# [REQUIRED TASK]
Count how many lines below contain the word "осуществляется", then give that number alone.

# [ROWS]
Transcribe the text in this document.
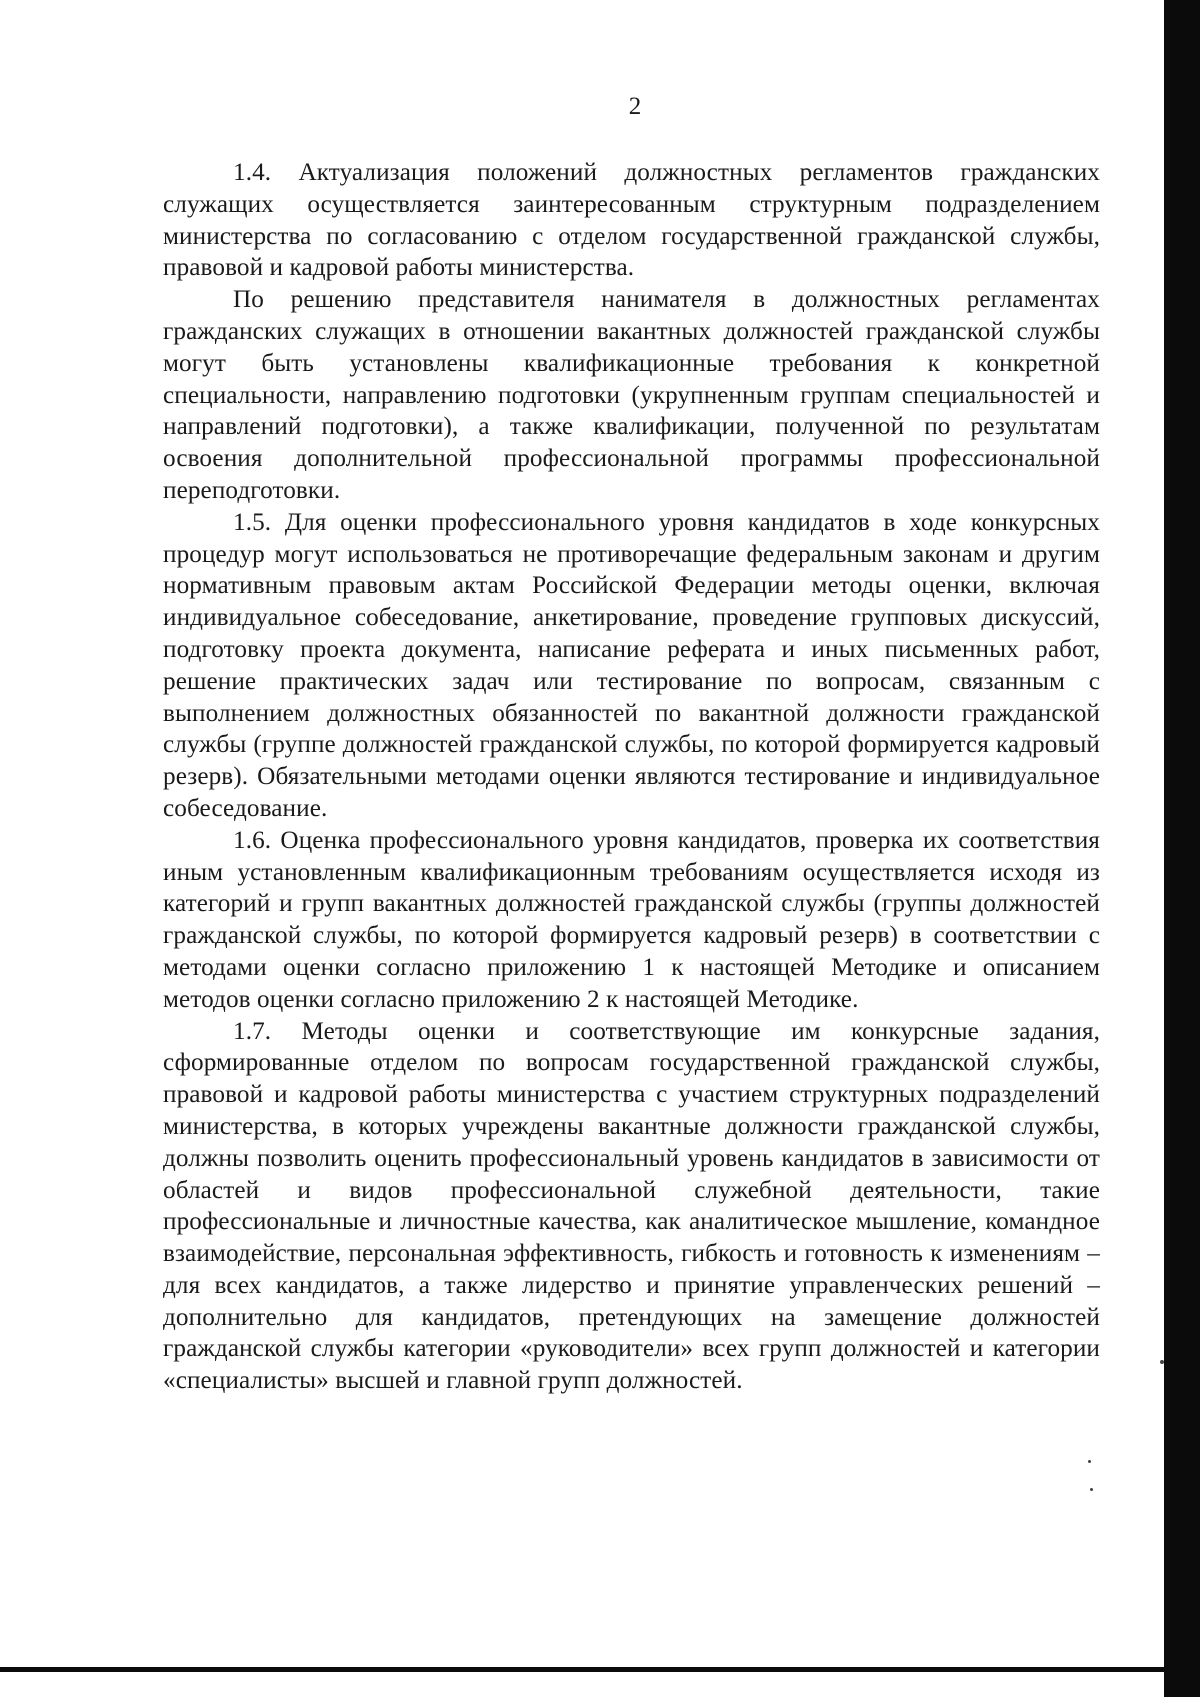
2

1.4. Актуализация положений должностных регламентов гражданских служащих осуществляется заинтересованным структурным подразделением министерства по согласованию с отделом государственной гражданской службы, правовой и кадровой работы министерства.

По решению представителя нанимателя в должностных регламентах гражданских служащих в отношении вакантных должностей гражданской службы могут быть установлены квалификационные требования к конкретной специальности, направлению подготовки (укрупненным группам специальностей и направлений подготовки), а также квалификации, полученной по результатам освоения дополнительной профессиональной программы профессиональной переподготовки.

1.5. Для оценки профессионального уровня кандидатов в ходе конкурсных процедур могут использоваться не противоречащие федеральным законам и другим нормативным правовым актам Российской Федерации методы оценки, включая индивидуальное собеседование, анкетирование, проведение групповых дискуссий, подготовку проекта документа, написание реферата и иных письменных работ, решение практических задач или тестирование по вопросам, связанным с выполнением должностных обязанностей по вакантной должности гражданской службы (группе должностей гражданской службы, по которой формируется кадровый резерв). Обязательными методами оценки являются тестирование и индивидуальное собеседование.

1.6. Оценка профессионального уровня кандидатов, проверка их соответствия иным установленным квалификационным требованиям осуществляется исходя из категорий и групп вакантных должностей гражданской службы (группы должностей гражданской службы, по которой формируется кадровый резерв) в соответствии с методами оценки согласно приложению 1 к настоящей Методике и описанием методов оценки согласно приложению 2 к настоящей Методике.

1.7. Методы оценки и соответствующие им конкурсные задания, сформированные отделом по вопросам государственной гражданской службы, правовой и кадровой работы министерства с участием структурных подразделений министерства, в которых учреждены вакантные должности гражданской службы, должны позволить оценить профессиональный уровень кандидатов в зависимости от областей и видов профессиональной служебной деятельности, такие профессиональные и личностные качества, как аналитическое мышление, командное взаимодействие, персональная эффективность, гибкость и готовность к изменениям – для всех кандидатов, а также лидерство и принятие управленческих решений – дополнительно для кандидатов, претендующих на замещение должностей гражданской службы категории «руководители» всех групп должностей и категории «специалисты» высшей и главной групп должностей.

# [CORRECT RESPONSE]
2